Exercise aim: Extract every line of the data below and reproduce each one verbatim, without any change.

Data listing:
= = = = =

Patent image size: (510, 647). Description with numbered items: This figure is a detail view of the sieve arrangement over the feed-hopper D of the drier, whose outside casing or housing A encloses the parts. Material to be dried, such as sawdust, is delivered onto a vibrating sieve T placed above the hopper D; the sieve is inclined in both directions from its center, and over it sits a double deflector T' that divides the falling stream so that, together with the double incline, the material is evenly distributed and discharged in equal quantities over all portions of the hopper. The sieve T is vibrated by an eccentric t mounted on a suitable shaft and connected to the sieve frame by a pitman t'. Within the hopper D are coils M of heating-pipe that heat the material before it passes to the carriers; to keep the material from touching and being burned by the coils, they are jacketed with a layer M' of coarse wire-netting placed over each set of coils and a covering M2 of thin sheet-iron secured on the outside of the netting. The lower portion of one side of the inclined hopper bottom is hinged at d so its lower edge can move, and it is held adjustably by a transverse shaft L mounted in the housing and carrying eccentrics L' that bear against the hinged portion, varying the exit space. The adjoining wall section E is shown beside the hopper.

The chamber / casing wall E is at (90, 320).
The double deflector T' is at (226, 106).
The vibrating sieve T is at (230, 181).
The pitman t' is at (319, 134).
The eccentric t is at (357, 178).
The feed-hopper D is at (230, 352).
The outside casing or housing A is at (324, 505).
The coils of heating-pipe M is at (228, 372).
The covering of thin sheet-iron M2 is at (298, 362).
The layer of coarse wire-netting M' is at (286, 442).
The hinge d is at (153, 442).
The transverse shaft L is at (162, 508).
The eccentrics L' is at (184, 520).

= = = = =

Result for this exercise:
Patent image size: (510, 647). Description with numbered items: This figure is a detail view of the sieve arrangement over the feed-hopper D of the drier, whose outside casing or housing A encloses the parts. Material to be dried, such as sawdust, is delivered onto a vibrating sieve T placed above the hopper D; the sieve is inclined in both directions from its center, and over it sits a double deflector T' that divides the falling stream so that, together with the double incline, the material is evenly distributed and discharged in equal quantities over all portions of the hopper. The sieve T is vibrated by an eccentric t mounted on a suitable shaft and connected to the sieve frame by a pitman t'. Within the hopper D are coils M of heating-pipe that heat the material before it passes to the carriers; to keep the material from touching and being burned by the coils, they are jacketed with a layer M' of coarse wire-netting placed over each set of coils and a covering M2 of thin sheet-iron secured on the outside of the netting. The lower portion of one side of the inclined hopper bottom is hinged at d so its lower edge can move, and it is held adjustably by a transverse shaft L mounted in the housing and carrying eccentrics L' that bear against the hinged portion, varying the exit space. The adjoining wall section E is shown beside the hopper.

The chamber / casing wall E is at (90, 320).
The double deflector T' is at (226, 106).
The vibrating sieve T is at (230, 181).
The pitman t' is at (319, 134).
The eccentric t is at (357, 178).
The feed-hopper D is at (230, 352).
The outside casing or housing A is at (324, 505).
The coils of heating-pipe M is at (228, 372).
The covering of thin sheet-iron M2 is at (298, 362).
The layer of coarse wire-netting M' is at (286, 442).
The hinge d is at (153, 442).
The transverse shaft L is at (162, 508).
The eccentrics L' is at (184, 520).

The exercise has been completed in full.